Short exercise = Find the lines containing the word "arrow" and copy every one of them.

(Saved data entries)
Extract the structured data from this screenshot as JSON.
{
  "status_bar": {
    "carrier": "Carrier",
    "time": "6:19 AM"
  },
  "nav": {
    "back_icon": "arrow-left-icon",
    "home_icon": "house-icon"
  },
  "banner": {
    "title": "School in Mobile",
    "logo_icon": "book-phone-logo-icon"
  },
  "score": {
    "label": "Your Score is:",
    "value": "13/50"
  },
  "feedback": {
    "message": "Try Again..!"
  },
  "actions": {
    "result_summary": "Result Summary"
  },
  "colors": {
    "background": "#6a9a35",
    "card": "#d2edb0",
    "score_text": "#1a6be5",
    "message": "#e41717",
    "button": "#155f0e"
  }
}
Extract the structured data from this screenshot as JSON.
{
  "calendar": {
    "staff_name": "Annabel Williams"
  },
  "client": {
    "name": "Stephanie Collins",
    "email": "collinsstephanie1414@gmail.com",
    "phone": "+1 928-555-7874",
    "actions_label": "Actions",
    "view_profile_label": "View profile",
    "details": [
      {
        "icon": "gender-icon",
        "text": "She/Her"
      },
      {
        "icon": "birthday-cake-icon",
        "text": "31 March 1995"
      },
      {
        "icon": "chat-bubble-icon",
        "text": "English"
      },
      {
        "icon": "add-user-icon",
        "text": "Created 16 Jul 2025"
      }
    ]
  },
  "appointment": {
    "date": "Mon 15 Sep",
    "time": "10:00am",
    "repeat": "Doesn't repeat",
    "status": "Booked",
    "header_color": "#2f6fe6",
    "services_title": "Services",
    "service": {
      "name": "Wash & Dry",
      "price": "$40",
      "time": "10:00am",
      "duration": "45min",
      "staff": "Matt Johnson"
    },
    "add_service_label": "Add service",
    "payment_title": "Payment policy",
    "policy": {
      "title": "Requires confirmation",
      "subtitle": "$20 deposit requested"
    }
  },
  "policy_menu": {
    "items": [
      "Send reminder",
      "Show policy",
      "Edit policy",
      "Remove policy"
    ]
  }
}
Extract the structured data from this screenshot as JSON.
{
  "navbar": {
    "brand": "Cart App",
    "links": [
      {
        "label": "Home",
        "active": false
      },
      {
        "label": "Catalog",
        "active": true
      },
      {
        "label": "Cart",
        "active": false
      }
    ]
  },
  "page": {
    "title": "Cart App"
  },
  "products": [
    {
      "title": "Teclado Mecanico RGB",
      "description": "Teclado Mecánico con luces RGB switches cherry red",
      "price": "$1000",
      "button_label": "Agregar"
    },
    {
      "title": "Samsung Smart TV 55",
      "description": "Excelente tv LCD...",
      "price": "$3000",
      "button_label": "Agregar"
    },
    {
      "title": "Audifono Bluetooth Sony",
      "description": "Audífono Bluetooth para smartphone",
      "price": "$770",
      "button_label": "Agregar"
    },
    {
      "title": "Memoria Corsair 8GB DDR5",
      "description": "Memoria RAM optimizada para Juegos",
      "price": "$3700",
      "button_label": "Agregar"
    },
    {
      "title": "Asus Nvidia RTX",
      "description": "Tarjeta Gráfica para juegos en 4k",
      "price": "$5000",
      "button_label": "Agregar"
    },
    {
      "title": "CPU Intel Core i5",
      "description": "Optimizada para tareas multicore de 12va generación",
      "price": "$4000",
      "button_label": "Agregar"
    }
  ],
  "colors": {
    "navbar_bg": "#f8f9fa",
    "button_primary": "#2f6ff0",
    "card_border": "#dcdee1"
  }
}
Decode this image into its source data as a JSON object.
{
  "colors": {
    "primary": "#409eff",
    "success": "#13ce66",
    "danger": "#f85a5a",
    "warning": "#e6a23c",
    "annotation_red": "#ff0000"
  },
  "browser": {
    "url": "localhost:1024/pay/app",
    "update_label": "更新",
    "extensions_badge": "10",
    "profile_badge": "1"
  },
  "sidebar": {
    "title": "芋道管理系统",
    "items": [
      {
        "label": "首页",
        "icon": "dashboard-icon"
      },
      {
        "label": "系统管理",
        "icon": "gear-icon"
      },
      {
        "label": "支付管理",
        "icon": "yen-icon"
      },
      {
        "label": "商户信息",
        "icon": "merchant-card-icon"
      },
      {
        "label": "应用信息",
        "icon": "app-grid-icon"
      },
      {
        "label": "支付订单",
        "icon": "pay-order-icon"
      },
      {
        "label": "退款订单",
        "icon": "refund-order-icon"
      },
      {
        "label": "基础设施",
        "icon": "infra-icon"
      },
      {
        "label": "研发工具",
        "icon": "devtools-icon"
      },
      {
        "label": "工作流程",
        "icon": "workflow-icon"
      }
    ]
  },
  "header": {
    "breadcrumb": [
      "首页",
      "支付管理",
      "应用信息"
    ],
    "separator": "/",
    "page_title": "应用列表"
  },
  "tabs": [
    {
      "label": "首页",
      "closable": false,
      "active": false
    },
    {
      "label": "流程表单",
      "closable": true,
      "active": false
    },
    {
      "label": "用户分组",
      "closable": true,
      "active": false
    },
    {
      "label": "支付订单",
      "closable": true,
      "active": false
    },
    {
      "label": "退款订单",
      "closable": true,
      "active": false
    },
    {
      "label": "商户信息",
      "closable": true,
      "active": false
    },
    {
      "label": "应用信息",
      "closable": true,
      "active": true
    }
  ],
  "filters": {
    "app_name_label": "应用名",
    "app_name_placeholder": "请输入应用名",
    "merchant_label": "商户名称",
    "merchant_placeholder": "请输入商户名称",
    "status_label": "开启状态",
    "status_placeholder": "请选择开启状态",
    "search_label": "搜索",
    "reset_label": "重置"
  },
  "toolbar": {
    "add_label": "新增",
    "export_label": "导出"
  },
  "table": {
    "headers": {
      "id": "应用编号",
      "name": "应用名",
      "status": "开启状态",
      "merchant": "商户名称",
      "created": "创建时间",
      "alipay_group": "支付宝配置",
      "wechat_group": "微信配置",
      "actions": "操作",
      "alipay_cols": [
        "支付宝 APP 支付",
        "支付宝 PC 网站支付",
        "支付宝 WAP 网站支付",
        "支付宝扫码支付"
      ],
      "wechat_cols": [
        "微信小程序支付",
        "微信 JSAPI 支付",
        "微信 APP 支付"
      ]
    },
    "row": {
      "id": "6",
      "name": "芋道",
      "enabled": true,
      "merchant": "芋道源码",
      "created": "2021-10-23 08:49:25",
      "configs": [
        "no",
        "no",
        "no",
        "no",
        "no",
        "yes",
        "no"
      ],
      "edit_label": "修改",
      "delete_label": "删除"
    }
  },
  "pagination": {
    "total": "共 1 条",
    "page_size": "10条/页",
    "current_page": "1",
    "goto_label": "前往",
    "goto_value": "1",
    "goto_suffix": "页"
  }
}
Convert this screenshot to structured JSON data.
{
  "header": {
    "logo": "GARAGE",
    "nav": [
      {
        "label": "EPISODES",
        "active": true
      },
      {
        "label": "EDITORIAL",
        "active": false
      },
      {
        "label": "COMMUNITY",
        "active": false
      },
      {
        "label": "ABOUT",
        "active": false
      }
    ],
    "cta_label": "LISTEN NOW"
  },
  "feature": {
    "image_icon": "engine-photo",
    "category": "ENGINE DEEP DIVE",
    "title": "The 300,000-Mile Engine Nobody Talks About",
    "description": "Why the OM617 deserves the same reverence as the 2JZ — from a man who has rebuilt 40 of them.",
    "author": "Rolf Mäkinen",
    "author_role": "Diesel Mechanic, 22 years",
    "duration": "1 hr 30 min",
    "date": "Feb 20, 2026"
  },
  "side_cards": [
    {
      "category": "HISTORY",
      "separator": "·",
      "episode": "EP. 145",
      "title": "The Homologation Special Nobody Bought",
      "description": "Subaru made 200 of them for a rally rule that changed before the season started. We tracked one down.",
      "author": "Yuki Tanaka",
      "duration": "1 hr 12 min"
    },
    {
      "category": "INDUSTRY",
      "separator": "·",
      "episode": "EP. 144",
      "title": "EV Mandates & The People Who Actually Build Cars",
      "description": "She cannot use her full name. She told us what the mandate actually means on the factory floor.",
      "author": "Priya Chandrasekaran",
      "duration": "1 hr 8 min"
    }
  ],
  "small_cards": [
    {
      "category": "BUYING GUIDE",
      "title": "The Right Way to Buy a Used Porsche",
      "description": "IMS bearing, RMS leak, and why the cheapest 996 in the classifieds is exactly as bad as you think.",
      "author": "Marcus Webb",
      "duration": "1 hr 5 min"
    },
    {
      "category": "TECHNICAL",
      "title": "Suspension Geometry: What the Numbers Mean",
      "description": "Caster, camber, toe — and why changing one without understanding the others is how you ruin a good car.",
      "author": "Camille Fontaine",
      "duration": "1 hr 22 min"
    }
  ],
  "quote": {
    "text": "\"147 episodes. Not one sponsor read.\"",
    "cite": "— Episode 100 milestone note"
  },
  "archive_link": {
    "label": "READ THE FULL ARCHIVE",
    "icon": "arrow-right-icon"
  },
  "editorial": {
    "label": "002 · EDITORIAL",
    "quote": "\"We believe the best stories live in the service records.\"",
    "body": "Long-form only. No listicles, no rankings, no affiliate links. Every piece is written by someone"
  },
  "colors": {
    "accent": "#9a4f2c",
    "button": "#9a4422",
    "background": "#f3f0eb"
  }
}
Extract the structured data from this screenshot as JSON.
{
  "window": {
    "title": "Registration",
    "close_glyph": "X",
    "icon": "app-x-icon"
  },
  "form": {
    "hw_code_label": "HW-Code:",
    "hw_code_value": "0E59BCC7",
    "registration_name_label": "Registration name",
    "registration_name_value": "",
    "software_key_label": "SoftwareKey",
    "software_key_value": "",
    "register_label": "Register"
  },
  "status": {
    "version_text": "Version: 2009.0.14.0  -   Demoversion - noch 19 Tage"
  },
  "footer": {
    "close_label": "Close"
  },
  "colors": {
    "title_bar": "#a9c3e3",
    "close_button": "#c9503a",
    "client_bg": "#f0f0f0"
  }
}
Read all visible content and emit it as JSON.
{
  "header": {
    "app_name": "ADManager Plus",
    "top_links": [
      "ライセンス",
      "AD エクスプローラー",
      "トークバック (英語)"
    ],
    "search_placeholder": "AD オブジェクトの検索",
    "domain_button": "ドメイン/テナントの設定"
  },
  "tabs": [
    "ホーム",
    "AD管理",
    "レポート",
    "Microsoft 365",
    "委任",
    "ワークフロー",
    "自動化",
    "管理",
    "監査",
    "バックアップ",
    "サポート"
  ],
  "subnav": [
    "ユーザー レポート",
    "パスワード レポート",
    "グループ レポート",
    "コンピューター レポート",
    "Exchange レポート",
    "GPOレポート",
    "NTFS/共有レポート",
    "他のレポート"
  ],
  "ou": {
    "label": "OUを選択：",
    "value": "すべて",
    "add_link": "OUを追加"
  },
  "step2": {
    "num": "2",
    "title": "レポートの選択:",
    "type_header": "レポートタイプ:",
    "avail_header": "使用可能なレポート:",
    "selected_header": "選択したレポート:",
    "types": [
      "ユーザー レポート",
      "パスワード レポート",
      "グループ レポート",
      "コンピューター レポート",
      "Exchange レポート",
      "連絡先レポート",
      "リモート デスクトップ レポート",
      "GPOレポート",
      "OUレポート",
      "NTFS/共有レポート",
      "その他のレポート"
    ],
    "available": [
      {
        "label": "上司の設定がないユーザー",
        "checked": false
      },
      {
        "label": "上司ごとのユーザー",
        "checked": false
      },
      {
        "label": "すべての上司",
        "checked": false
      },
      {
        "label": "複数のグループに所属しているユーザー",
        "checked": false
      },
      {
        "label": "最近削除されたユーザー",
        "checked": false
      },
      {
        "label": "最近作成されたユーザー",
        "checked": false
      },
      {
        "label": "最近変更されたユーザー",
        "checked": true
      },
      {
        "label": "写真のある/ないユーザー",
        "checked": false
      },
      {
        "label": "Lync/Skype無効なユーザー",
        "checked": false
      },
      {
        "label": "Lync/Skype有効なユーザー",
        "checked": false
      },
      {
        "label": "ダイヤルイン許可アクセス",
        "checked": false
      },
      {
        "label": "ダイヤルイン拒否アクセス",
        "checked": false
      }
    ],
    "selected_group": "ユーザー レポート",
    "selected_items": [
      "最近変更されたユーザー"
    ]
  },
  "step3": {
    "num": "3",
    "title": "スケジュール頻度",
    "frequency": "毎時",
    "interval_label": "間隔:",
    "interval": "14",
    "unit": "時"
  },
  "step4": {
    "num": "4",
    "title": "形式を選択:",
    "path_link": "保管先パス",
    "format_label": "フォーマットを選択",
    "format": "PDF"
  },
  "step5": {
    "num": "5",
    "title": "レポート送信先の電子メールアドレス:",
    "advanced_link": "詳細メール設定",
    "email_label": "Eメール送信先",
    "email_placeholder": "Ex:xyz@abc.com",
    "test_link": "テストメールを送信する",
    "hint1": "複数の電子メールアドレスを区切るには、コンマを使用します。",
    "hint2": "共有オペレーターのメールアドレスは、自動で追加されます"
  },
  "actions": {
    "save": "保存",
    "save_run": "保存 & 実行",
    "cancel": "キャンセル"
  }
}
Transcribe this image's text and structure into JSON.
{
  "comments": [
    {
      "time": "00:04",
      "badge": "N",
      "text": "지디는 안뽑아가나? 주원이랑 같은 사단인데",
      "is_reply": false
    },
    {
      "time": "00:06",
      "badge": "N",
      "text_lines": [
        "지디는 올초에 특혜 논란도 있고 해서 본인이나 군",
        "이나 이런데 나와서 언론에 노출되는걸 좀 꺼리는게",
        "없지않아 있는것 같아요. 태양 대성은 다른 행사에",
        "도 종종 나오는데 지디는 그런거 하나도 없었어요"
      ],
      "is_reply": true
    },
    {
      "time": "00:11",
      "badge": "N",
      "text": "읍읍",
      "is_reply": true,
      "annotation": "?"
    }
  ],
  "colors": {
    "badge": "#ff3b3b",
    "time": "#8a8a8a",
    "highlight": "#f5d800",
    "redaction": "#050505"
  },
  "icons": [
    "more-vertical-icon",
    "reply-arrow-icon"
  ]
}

Correct response =
    "back_icon": "arrow-left-icon",
    "icon": "arrow-right-icon"
    "reply-arrow-icon"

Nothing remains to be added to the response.